» **THE DATA**:

--- start ---

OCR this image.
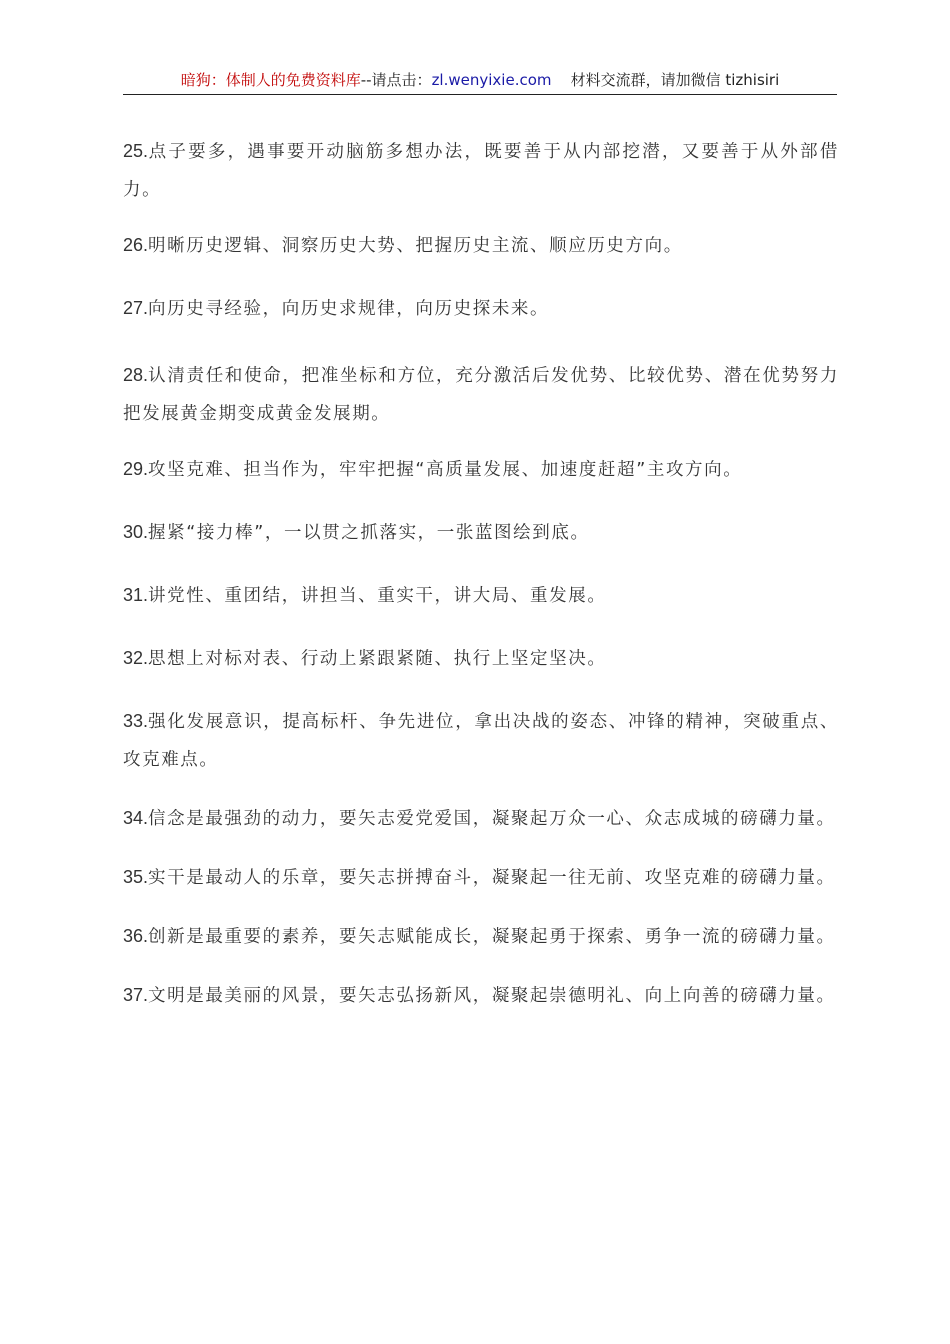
暗狗：体制人的免费资料库--请点击：zl.wenyixie.com 材料交流群，请加微信 tizhisiri

25.点子要多，遇事要开动脑筋多想办法，既要善于从内部挖潜，又要善于从外部借力。

26.明晰历史逻辑、洞察历史大势、把握历史主流、顺应历史方向。

27.向历史寻经验，向历史求规律，向历史探未来。

28.认清责任和使命，把准坐标和方位，充分激活后发优势、比较优势、潜在优势努力把发展黄金期变成黄金发展期。

29.攻坚克难、担当作为，牢牢把握“高质量发展、加速度赶超”主攻方向。

30.握紧“接力棒”，一以贯之抓落实，一张蓝图绘到底。

31.讲党性、重团结，讲担当、重实干，讲大局、重发展。

32.思想上对标对表、行动上紧跟紧随、执行上坚定坚决。

33.强化发展意识，提高标杆、争先进位，拿出决战的姿态、冲锋的精神，突破重点、攻克难点。

34.信念是最强劲的动力，要矢志爱党爱国，凝聚起万众一心、众志成城的磅礴力量。

35.实干是最动人的乐章，要矢志拼搏奋斗，凝聚起一往无前、攻坚克难的磅礴力量。

36.创新是最重要的素养，要矢志赋能成长，凝聚起勇于探索、勇争一流的磅礴力量。

37.文明是最美丽的风景，要矢志弘扬新风，凝聚起崇德明礼、向上向善的磅礴力量。
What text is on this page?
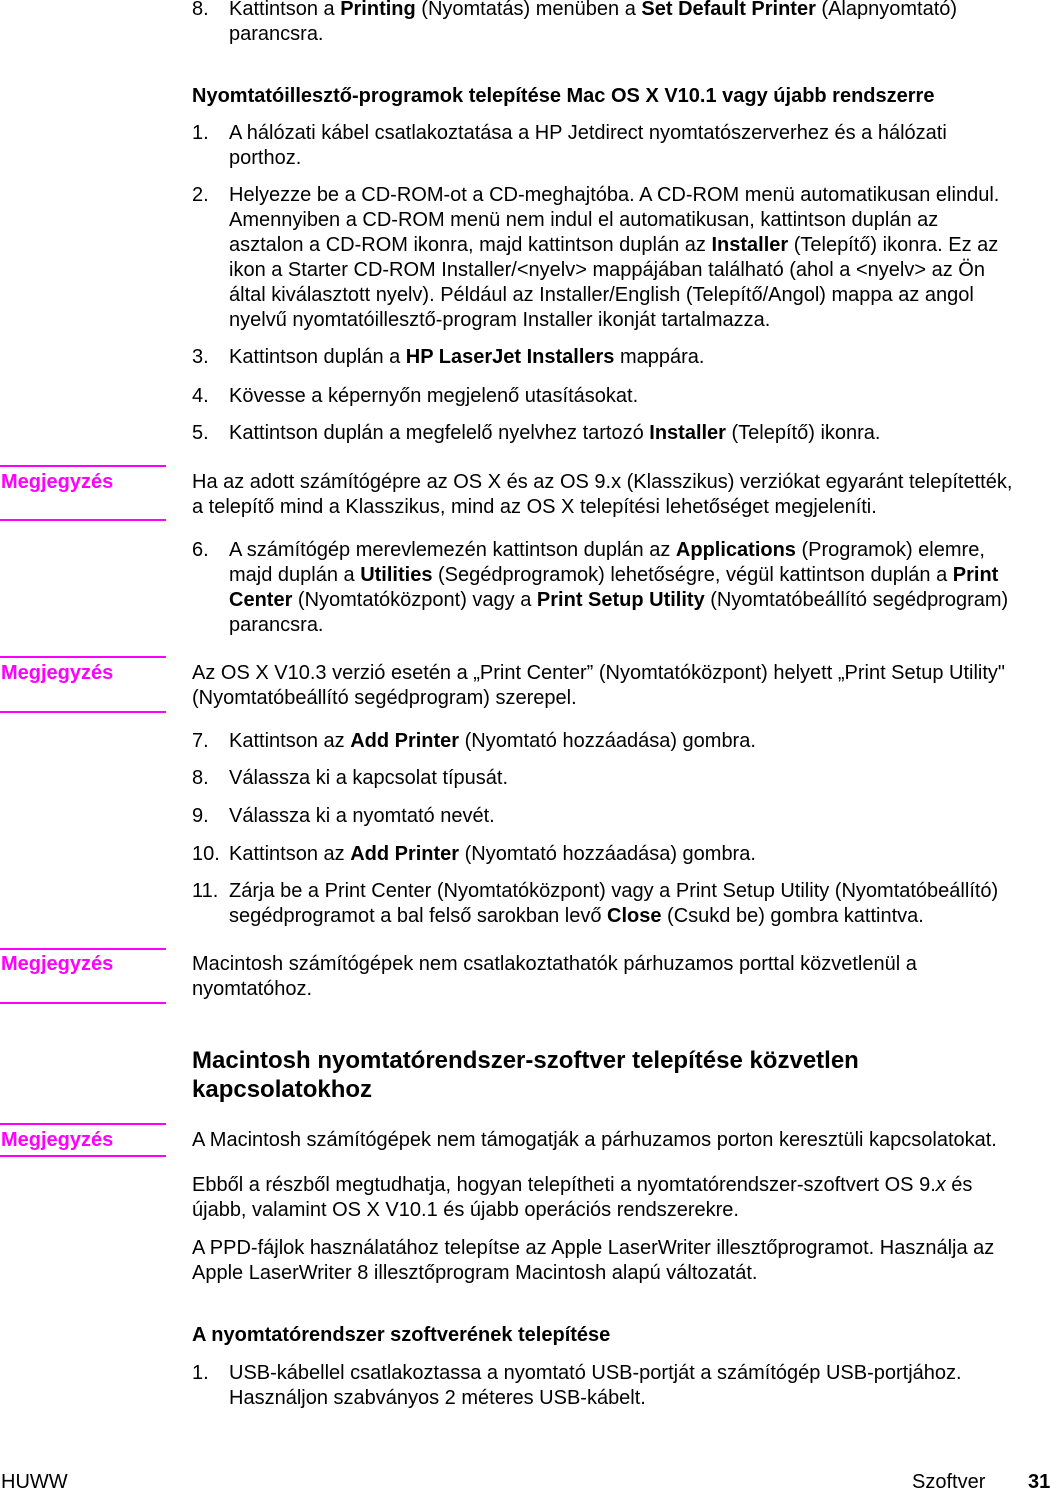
8. Kattintson a Printing (Nyomtatás) menüben a Set Default Printer (Alapnyomtató)
parancsra.
Nyomtatóillesztő-programok telepítése Mac OS X V10.1 vagy újabb rendszerre
1. A hálózati kábel csatlakoztatása a HP Jetdirect nyomtatószerverhez és a hálózati
porthoz.
2. Helyezze be a CD-ROM-ot a CD-meghajtóba. A CD-ROM menü automatikusan elindul.
Amennyiben a CD-ROM menü nem indul el automatikusan, kattintson duplán az
asztalon a CD-ROM ikonra, majd kattintson duplán az Installer (Telepítő) ikonra. Ez az
ikon a Starter CD-ROM Installer/<nyelv> mappájában található (ahol a <nyelv> az Ön
által kiválasztott nyelv). Például az Installer/English (Telepítő/Angol) mappa az angol
nyelvű nyomtatóillesztő-program Installer ikonját tartalmazza.
3. Kattintson duplán a HP LaserJet Installers mappára.
4. Kövesse a képernyőn megjelenő utasításokat.
5. Kattintson duplán a megfelelő nyelvhez tartozó Installer (Telepítő) ikonra.
Megjegyzés	Ha az adott számítógépre az OS X és az OS 9.x (Klasszikus) verziókat egyaránt telepítették,
a telepítő mind a Klasszikus, mind az OS X telepítési lehetőséget megjeleníti.
6. A számítógép merevlemezén kattintson duplán az Applications (Programok) elemre,
majd duplán a Utilities (Segédprogramok) lehetőségre, végül kattintson duplán a Print
Center (Nyomtatóközpont) vagy a Print Setup Utility (Nyomtatóbeállító segédprogram)
parancsra.
Megjegyzés	Az OS X V10.3 verzió esetén a „Print Center” (Nyomtatóközpont) helyett „Print Setup Utility"
(Nyomtatóbeállító segédprogram) szerepel.
7. Kattintson az Add Printer (Nyomtató hozzáadása) gombra.
8. Válassza ki a kapcsolat típusát.
9. Válassza ki a nyomtató nevét.
10. Kattintson az Add Printer (Nyomtató hozzáadása) gombra.
11. Zárja be a Print Center (Nyomtatóközpont) vagy a Print Setup Utility (Nyomtatóbeállító)
segédprogramot a bal felső sarokban levő Close (Csukd be) gombra kattintva.
Megjegyzés	Macintosh számítógépek nem csatlakoztathatók párhuzamos porttal közvetlenül a
nyomtatóhoz.
Macintosh nyomtatórendszer-szoftver telepítése közvetlen
kapcsolatokhoz
Megjegyzés	A Macintosh számítógépek nem támogatják a párhuzamos porton keresztüli kapcsolatokat.
Ebből a részből megtudhatja, hogyan telepítheti a nyomtatórendszer-szoftvert OS 9.x és
újabb, valamint OS X V10.1 és újabb operációs rendszerekre.
A PPD-fájlok használatához telepítse az Apple LaserWriter illesztőprogramot. Használja az
Apple LaserWriter 8 illesztőprogram Macintosh alapú változatát.
A nyomtatórendszer szoftverének telepítése
1. USB-kábellel csatlakoztassa a nyomtató USB-portját a számítógép USB-portjához.
Használjon szabványos 2 méteres USB-kábelt.
HUWW	Szoftver 31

--- end ---

» **PROBLEM REQUIREMENTS**:
Take each line of the material that contains the word "Utility" and list it.

» **RESULT BELOW**:
Center (Nyomtatóközpont) vagy a Print Setup Utility (Nyomtatóbeállító segédprogram)
Megjegyzés	Az OS X V10.3 verzió esetén a „Print Center” (Nyomtatóközpont) helyett „Print Setup Utility"
11. Zárja be a Print Center (Nyomtatóközpont) vagy a Print Setup Utility (Nyomtatóbeállító)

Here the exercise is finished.